* [DATA TO PROCESS]
----------

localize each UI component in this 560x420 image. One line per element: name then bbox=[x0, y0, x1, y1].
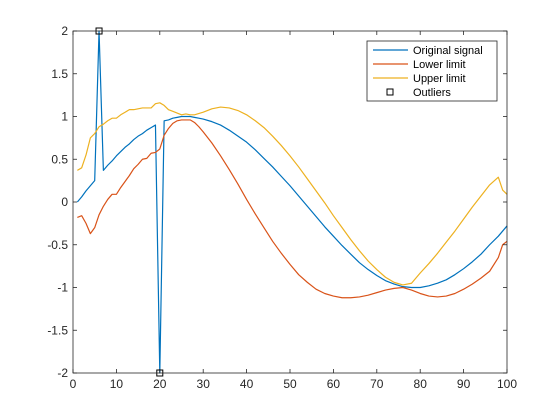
legend-swatch-outliers bbox=[386, 88, 394, 96]
series-layer bbox=[76, 30, 508, 374]
legend-label-outliers: Outliers bbox=[413, 87, 451, 99]
y-tick-label: 1.5 bbox=[51, 67, 68, 81]
y-tick-label: -0.5 bbox=[47, 238, 68, 252]
x-tick-label: 0 bbox=[70, 377, 77, 391]
y-tick-label: -1 bbox=[57, 281, 68, 295]
series-line-original-signal bbox=[76, 30, 508, 374]
x-tick-label: 80 bbox=[414, 377, 428, 391]
x-tick-label: 50 bbox=[283, 377, 297, 391]
x-tick-label: 30 bbox=[197, 377, 211, 391]
legend-label-lower-limit: Lower limit bbox=[413, 59, 466, 71]
y-tick-label: 1 bbox=[61, 110, 68, 124]
series-line-upper-limit bbox=[77, 102, 508, 286]
y-axis: -2 -1.5 -1 -0.5 0 0.5 1 1.5 2 bbox=[47, 24, 507, 380]
y-tick-label: -2 bbox=[57, 366, 68, 380]
x-tick-label: 10 bbox=[110, 377, 124, 391]
legend-label-original-signal: Original signal bbox=[413, 45, 483, 57]
x-tick-label: 20 bbox=[153, 377, 167, 391]
y-tick-label: -1.5 bbox=[47, 323, 68, 337]
x-tick-label: 60 bbox=[327, 377, 341, 391]
x-tick-label: 40 bbox=[240, 377, 254, 391]
y-tick-label: 0 bbox=[61, 195, 68, 209]
legend: Original signal Lower limit Upper limit … bbox=[366, 40, 498, 102]
y-tick-label: 0.5 bbox=[51, 152, 68, 166]
x-tick-label: 70 bbox=[370, 377, 384, 391]
x-axis: 0 10 20 30 40 50 60 70 80 90 100 bbox=[70, 31, 517, 391]
x-tick-label: 100 bbox=[497, 377, 517, 391]
legend-box bbox=[366, 40, 498, 102]
legend-label-upper-limit: Upper limit bbox=[413, 73, 466, 85]
x-tick-label: 90 bbox=[457, 377, 471, 391]
series-line-lower-limit bbox=[77, 119, 508, 299]
y-tick-label: 2 bbox=[61, 24, 68, 38]
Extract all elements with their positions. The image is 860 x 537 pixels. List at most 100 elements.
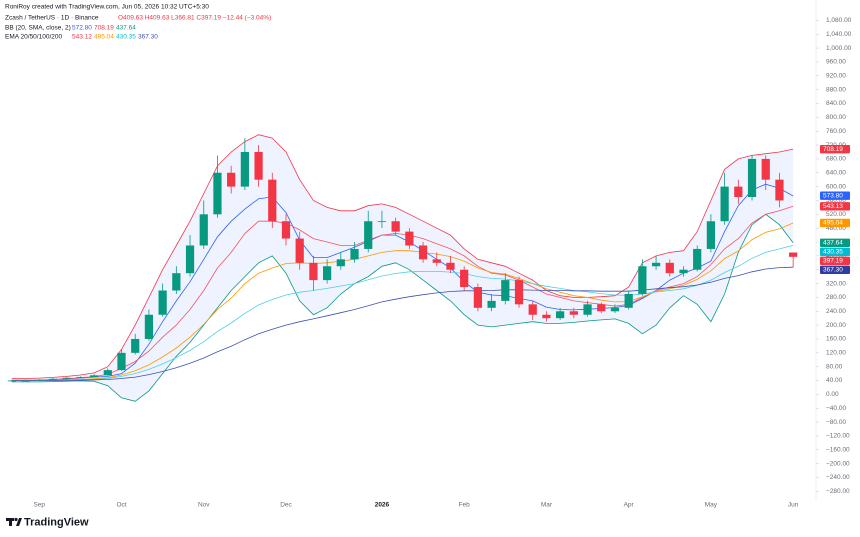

----------

* [GIVEN TASK] Print the lines of the data from the one containing "legend-swatch-outliers bbox=[386, 88, 394, 96]" through the one containing "x-tick-label: 50 bbox=[283, 377, 297, 391]", both included, reproducing each exactly.

* [RIGHT ANSWER]
legend-swatch-outliers bbox=[386, 88, 394, 96]
series-layer bbox=[76, 30, 508, 374]
legend-label-outliers: Outliers bbox=[413, 87, 451, 99]
y-tick-label: 1.5 bbox=[51, 67, 68, 81]
y-tick-label: -0.5 bbox=[47, 238, 68, 252]
x-tick-label: 0 bbox=[70, 377, 77, 391]
y-tick-label: -1 bbox=[57, 281, 68, 295]
series-line-original-signal bbox=[76, 30, 508, 374]
x-tick-label: 80 bbox=[414, 377, 428, 391]
x-tick-label: 50 bbox=[283, 377, 297, 391]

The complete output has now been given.